[Data extracted from a collection]
# # # # # # #

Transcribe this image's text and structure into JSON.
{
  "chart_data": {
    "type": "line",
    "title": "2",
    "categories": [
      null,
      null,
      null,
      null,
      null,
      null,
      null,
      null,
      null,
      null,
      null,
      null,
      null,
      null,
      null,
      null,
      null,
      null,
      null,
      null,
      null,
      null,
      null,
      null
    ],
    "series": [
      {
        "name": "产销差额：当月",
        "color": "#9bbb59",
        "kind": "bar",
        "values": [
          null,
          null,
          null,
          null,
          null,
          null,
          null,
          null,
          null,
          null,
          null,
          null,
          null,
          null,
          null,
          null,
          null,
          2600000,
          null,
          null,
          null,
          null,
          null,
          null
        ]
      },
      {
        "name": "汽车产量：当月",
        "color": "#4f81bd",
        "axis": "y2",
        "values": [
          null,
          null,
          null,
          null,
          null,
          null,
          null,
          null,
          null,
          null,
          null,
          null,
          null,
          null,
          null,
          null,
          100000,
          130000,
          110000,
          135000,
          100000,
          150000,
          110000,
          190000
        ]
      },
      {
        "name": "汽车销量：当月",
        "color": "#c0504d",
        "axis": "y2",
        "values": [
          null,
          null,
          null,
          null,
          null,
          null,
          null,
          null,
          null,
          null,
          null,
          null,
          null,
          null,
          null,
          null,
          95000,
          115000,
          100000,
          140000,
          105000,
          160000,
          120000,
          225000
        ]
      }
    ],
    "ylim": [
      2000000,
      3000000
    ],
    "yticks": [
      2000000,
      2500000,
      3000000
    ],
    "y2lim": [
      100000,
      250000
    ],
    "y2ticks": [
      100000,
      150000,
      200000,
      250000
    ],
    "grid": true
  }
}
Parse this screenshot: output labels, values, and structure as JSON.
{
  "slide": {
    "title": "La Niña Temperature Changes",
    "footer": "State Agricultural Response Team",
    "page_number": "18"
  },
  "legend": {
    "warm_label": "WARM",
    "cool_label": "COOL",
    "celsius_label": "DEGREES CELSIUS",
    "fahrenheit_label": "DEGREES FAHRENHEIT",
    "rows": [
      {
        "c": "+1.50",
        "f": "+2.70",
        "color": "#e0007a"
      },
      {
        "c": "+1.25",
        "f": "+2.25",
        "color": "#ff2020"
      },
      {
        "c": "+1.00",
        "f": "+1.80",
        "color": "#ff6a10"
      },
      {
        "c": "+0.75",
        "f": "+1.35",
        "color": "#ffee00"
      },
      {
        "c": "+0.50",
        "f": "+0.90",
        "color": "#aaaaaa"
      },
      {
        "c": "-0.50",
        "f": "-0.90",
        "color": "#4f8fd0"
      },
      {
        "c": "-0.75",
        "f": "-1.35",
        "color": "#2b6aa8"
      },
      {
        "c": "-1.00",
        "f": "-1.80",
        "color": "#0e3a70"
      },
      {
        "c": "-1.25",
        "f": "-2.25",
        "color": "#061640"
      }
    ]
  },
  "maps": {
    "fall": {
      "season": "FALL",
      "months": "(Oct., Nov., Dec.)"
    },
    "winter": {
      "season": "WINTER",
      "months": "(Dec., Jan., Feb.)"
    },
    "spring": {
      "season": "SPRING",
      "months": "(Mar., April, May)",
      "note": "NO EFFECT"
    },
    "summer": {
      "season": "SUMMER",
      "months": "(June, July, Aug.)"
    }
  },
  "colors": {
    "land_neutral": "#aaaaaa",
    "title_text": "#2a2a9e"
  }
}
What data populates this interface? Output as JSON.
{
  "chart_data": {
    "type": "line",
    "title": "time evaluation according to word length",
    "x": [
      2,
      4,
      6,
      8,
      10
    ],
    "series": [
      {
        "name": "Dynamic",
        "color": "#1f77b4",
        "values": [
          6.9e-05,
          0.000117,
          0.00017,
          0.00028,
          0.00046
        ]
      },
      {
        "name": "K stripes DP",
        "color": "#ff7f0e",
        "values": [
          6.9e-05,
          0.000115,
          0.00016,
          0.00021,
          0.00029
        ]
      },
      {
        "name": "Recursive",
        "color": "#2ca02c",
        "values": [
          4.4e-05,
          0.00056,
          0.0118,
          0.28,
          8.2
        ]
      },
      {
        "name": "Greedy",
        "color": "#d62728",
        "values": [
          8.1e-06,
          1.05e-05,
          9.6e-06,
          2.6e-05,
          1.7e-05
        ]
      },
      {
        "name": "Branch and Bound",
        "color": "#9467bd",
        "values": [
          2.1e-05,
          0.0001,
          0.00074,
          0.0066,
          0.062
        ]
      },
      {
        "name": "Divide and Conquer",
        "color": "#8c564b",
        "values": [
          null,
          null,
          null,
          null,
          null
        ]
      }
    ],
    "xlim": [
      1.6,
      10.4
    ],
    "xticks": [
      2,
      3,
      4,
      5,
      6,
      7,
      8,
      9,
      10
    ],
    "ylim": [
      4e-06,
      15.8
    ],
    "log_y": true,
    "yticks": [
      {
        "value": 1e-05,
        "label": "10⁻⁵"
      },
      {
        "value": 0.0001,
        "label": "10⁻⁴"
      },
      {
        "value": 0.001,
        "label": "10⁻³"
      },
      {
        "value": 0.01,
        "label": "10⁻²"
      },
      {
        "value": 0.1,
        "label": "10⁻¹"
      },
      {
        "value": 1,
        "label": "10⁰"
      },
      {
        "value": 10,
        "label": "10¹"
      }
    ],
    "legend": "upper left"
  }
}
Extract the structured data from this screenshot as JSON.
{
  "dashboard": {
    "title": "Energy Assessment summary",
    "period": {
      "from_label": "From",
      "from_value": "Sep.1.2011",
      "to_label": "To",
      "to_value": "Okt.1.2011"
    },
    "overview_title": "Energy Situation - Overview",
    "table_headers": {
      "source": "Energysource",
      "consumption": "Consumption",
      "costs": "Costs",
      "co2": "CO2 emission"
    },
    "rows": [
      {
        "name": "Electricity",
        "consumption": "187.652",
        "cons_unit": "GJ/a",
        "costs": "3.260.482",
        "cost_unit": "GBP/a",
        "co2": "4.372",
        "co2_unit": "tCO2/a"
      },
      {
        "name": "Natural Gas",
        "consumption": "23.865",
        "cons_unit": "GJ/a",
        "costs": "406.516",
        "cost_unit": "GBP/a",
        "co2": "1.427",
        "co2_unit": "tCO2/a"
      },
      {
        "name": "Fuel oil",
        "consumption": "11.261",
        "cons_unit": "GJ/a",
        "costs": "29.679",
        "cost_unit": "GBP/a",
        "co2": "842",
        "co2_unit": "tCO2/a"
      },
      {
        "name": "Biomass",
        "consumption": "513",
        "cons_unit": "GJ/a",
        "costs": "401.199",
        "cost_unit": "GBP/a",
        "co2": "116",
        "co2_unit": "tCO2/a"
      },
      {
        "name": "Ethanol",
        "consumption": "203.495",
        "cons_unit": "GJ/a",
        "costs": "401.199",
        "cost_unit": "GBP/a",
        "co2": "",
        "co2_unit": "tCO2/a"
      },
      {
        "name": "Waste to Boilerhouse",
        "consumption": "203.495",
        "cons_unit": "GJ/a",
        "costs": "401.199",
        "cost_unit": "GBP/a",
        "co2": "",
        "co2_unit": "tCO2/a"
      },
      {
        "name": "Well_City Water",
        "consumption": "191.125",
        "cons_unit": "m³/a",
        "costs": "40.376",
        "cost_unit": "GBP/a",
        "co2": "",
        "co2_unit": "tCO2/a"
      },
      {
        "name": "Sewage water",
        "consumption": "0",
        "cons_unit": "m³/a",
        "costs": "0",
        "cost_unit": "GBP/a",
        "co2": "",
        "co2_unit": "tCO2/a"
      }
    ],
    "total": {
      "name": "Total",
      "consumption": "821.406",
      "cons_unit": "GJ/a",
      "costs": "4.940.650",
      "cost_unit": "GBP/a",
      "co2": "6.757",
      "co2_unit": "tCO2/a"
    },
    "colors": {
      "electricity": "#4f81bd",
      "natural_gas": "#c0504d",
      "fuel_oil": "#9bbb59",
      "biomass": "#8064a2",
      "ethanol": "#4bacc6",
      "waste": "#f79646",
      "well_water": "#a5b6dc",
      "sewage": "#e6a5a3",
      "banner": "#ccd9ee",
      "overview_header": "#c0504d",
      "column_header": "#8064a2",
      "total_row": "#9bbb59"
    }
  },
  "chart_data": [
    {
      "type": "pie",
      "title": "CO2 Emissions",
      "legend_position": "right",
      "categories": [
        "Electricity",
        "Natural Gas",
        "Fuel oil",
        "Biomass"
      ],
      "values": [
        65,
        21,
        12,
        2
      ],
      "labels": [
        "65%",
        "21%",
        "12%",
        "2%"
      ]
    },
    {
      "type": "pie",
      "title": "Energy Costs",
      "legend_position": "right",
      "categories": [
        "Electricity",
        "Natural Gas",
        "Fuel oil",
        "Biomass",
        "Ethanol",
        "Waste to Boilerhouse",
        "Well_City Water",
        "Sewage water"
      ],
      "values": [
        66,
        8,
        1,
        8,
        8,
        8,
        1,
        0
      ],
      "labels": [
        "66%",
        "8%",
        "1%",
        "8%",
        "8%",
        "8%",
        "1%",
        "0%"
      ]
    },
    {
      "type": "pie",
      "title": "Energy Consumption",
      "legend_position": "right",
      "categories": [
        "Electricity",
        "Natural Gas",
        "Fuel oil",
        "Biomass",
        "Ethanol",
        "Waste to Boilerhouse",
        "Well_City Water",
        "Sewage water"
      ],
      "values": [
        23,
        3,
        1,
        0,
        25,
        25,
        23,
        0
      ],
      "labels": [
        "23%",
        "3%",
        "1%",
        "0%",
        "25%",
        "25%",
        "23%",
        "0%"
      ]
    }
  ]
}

# # # # # # #

▶ WRITTEN TASK
Locate all lines that include the word "JSON" and copy them out.

▶ RESPONSE FOR THIS EXERCISE
Transcribe this image's text and structure into JSON.
Parse this screenshot: output labels, values, and structure as JSON.
What data populates this interface? Output as JSON.
Extract the structured data from this screenshot as JSON.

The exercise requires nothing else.